Aim => Please retype all of the data below line for line, leaving the pictures out of your answer.

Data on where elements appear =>
▬▬▬▬▬▬▬▬▬▬
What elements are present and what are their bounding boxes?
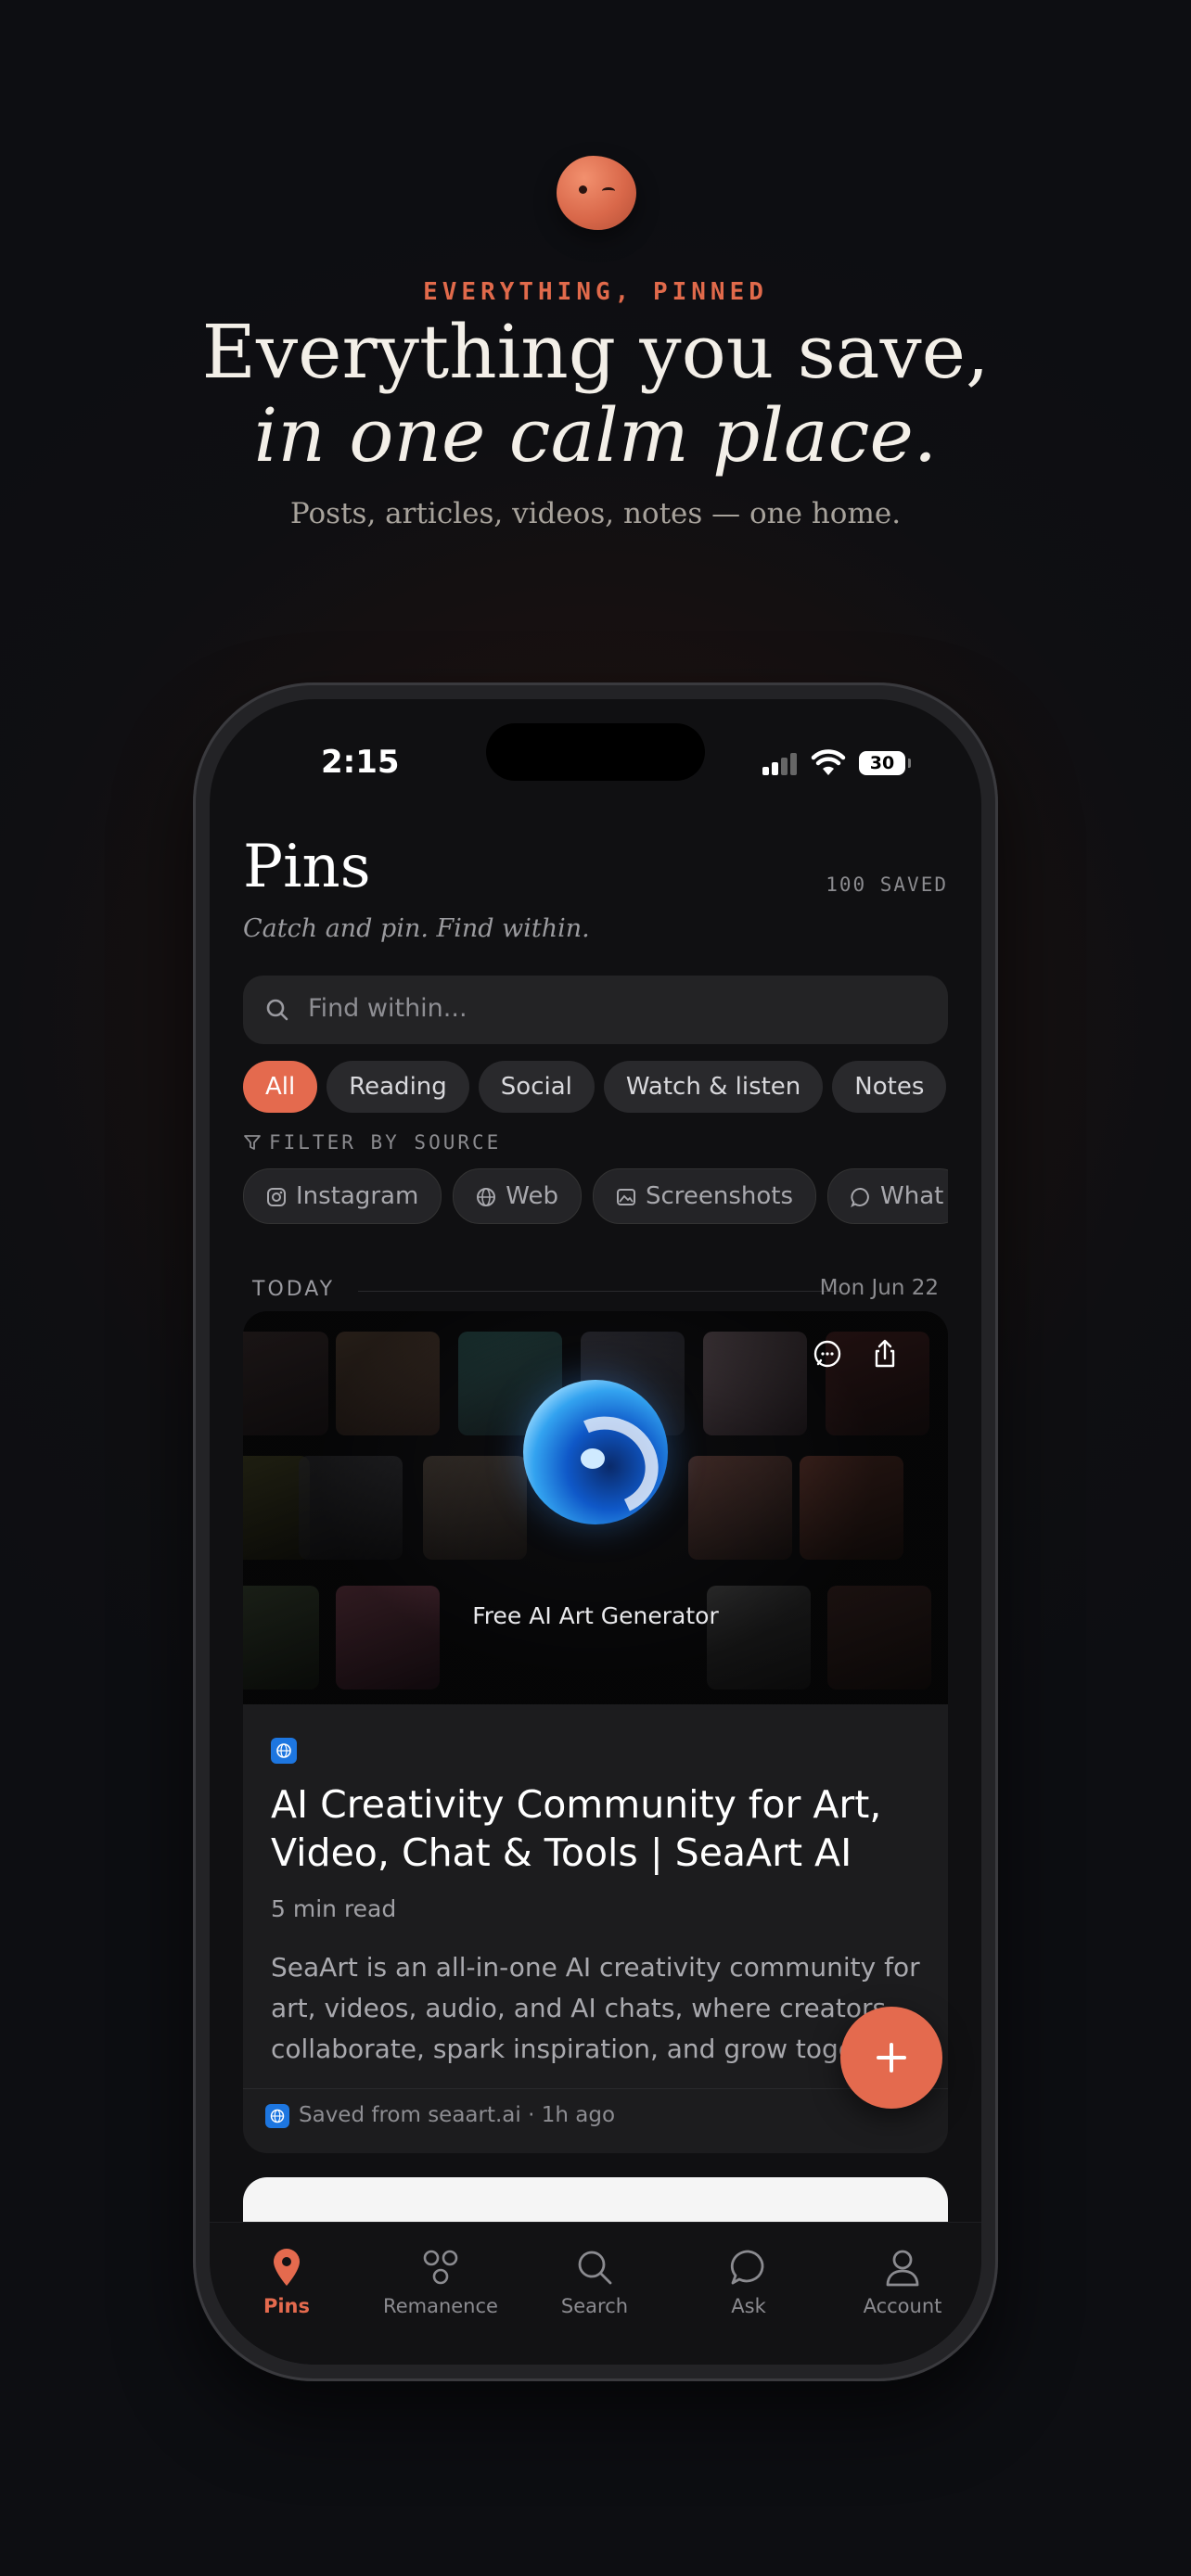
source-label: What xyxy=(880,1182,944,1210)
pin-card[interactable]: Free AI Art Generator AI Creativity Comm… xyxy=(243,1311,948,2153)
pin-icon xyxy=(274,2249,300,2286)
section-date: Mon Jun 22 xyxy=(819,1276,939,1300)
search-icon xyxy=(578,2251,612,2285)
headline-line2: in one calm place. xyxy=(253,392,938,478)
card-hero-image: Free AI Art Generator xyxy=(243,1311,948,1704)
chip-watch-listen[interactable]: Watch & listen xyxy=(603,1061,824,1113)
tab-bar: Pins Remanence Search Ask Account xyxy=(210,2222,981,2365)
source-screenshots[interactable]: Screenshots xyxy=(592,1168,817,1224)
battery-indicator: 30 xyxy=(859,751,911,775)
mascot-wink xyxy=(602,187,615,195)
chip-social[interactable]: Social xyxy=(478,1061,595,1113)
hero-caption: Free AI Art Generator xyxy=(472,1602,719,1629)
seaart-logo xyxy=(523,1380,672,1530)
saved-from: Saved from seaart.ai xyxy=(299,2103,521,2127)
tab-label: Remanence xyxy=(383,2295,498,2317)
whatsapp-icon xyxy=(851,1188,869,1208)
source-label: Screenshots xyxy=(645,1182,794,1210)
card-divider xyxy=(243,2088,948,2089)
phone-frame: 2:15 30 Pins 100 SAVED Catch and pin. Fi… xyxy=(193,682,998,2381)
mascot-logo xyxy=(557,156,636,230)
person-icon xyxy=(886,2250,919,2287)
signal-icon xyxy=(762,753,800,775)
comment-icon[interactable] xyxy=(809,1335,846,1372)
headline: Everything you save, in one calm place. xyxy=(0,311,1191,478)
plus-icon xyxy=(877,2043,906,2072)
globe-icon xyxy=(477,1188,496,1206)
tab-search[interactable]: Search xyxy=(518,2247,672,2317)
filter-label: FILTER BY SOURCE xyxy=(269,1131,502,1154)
▬▬▬▬▬▬▬▬▬▬
Written solution =>
What elements are present and what are their bounding boxes?
source-label: What xyxy=(880,1182,944,1210)
pin-card[interactable]: Free AI Art Generator AI Creativity Comm… xyxy=(243,1311,948,2153)
pin-icon xyxy=(274,2249,300,2286)
section-date: Mon Jun 22 xyxy=(819,1276,939,1300)
search-icon xyxy=(578,2251,612,2285)
headline-line2: in one calm place. xyxy=(253,392,938,478)
card-hero-image: Free AI Art Generator xyxy=(243,1311,948,1704)
chip-watch-listen[interactable]: Watch & listen xyxy=(603,1061,824,1113)
tab-bar: Pins Remanence Search Ask Account xyxy=(210,2222,981,2365)
source-screenshots[interactable]: Screenshots xyxy=(592,1168,817,1224)
battery-indicator: 30 xyxy=(859,751,911,775)
mascot-wink xyxy=(602,187,615,195)
chip-social[interactable]: Social xyxy=(478,1061,595,1113)
hero-caption: Free AI Art Generator xyxy=(472,1602,719,1629)
seaart-logo xyxy=(523,1380,672,1530)
saved-from: Saved from seaart.ai xyxy=(299,2103,521,2127)
tab-label: Remanence xyxy=(383,2295,498,2317)
whatsapp-icon xyxy=(851,1188,869,1208)
source-label: Screenshots xyxy=(645,1182,794,1210)
card-divider xyxy=(243,2088,948,2089)
phone-frame: 2:15 30 Pins 100 SAVED Catch and pin. Fi… xyxy=(193,682,998,2381)
mascot-logo xyxy=(557,156,636,230)
person-icon xyxy=(886,2250,919,2287)
signal-icon xyxy=(762,753,800,775)
comment-icon[interactable] xyxy=(809,1335,846,1372)
headline: Everything you save, in one calm place. xyxy=(0,311,1191,478)
plus-icon xyxy=(877,2043,906,2072)
globe-icon xyxy=(477,1188,496,1206)
tab-search[interactable]: Search xyxy=(518,2247,672,2317)
filter-label: FILTER BY SOURCE xyxy=(269,1131,502,1154)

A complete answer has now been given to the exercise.